─── LISTED RECORDS ───

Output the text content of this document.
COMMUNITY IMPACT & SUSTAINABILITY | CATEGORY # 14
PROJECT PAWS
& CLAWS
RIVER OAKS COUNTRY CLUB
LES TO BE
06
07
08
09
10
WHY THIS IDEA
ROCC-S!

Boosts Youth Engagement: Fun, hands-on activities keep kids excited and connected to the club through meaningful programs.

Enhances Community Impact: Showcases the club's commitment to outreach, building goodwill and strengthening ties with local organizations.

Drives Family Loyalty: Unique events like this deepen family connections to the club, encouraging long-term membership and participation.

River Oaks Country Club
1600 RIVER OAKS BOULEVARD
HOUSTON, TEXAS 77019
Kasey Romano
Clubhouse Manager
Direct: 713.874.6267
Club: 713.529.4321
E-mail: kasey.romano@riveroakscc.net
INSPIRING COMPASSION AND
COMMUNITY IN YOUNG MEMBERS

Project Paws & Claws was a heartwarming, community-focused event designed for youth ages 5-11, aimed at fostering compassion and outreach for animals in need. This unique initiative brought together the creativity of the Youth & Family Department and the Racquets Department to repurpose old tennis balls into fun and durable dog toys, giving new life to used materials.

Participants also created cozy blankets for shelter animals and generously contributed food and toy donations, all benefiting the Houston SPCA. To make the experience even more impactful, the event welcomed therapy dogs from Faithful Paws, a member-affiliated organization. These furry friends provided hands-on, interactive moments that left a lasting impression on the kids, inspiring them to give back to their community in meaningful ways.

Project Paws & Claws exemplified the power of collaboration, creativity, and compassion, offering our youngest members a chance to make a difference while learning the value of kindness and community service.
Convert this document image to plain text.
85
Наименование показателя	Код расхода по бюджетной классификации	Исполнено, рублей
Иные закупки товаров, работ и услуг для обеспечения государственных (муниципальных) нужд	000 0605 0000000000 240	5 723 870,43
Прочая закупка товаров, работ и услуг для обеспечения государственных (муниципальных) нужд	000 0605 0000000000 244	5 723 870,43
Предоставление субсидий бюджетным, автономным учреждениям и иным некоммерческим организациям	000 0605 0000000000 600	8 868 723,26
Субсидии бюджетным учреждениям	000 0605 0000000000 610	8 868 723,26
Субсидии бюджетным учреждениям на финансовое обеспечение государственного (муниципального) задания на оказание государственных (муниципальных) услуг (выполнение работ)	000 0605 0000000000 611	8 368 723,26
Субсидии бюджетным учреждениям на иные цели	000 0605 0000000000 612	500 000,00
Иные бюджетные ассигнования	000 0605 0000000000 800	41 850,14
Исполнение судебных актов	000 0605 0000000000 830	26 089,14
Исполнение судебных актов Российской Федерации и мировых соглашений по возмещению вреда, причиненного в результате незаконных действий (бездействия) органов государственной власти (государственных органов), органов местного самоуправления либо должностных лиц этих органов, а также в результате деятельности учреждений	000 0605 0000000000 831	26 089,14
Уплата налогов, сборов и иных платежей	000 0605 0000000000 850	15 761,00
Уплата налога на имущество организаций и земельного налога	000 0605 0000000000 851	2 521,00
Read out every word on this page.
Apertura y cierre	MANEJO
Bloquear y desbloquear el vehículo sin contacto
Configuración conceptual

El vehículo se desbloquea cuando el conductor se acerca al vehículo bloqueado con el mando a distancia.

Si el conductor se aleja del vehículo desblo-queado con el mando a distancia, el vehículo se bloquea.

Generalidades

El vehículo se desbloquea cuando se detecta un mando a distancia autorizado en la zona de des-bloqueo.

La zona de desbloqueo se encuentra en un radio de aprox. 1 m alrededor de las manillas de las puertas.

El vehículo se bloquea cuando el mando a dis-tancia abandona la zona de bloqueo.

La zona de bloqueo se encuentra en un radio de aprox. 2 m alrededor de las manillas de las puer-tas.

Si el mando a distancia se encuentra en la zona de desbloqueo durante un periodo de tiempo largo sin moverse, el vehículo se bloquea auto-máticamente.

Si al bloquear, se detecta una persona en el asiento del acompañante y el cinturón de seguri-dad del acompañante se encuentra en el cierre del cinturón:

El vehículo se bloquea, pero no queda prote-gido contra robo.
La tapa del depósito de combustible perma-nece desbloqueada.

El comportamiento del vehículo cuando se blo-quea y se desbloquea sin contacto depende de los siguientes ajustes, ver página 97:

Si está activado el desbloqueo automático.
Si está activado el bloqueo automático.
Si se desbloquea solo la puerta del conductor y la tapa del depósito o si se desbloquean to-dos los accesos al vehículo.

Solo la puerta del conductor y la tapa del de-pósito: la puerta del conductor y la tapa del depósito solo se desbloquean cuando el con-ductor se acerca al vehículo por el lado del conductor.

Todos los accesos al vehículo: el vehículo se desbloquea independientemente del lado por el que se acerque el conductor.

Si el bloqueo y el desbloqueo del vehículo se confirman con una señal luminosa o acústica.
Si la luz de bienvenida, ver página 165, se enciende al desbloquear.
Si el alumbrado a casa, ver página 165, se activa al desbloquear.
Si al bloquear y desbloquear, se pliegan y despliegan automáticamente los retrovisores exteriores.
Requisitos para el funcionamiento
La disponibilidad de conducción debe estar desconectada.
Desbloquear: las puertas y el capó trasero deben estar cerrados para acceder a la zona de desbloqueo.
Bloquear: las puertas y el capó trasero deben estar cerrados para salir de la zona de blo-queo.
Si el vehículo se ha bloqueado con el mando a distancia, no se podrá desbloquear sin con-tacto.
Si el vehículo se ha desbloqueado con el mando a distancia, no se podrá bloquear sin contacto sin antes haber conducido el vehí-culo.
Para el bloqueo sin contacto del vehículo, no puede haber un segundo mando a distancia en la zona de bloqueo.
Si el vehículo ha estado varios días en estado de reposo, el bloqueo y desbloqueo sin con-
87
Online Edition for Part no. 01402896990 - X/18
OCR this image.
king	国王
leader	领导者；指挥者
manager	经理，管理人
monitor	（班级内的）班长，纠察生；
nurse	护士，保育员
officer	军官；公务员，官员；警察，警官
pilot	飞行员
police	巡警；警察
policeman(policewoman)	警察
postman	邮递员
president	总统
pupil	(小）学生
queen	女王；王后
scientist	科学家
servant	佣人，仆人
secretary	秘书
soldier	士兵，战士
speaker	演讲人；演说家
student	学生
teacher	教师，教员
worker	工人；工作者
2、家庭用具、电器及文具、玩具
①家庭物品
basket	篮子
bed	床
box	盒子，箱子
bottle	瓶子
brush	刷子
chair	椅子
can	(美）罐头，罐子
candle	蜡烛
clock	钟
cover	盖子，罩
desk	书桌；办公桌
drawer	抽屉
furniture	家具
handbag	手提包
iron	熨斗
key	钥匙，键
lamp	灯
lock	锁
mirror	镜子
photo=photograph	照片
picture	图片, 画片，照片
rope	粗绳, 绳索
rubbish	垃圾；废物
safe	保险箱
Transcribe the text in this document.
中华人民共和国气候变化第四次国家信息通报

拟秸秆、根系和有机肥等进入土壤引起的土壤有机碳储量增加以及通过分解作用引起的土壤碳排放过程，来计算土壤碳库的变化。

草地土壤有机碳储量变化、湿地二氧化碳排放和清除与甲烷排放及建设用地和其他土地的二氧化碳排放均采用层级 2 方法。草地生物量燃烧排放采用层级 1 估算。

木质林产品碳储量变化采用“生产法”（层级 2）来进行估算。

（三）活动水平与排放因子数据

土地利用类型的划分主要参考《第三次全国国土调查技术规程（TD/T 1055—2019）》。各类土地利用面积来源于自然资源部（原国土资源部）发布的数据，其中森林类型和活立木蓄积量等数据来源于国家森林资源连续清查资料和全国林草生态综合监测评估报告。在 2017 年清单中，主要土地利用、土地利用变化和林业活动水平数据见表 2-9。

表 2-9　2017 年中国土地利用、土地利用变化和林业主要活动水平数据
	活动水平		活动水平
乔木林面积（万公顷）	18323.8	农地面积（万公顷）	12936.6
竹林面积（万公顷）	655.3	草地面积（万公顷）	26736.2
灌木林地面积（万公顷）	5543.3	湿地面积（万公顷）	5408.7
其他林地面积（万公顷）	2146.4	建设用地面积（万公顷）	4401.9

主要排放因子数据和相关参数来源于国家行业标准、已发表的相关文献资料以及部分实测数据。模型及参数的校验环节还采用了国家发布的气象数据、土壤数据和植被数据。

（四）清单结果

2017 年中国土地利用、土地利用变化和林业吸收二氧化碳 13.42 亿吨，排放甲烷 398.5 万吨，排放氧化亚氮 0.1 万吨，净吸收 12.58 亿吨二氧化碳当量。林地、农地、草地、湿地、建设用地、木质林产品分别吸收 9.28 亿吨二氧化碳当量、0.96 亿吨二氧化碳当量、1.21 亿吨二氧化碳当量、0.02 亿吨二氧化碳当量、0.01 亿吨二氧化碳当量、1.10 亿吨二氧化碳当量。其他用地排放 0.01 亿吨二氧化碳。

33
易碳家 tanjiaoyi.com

───

● **EXERCISE REQUIREMENTS**
Search the data above for the word "年中国土地利用", then gather each line in which it appears.

● **SOLVED EXERCISE**
表 2-9　2017 年中国土地利用、土地利用变化和林业主要活动水平数据
2017 年中国土地利用、土地利用变化和林业吸收二氧化碳 13.42 亿吨，排放甲烷 398.5 万吨，排放氧化亚氮 0.1 万吨，净吸收 12.58 亿吨二氧化碳当量。林地、农地、草地、湿地、建设用地、木质林产品分别吸收 9.28 亿吨二氧化碳当量、0.96 亿吨二氧化碳当量、1.21 亿吨二氧化碳当量、0.02 亿吨二氧化碳当量、0.01 亿吨二氧化碳当量、1.10 亿吨二氧化碳当量。其他用地排放 0.01 亿吨二氧化碳。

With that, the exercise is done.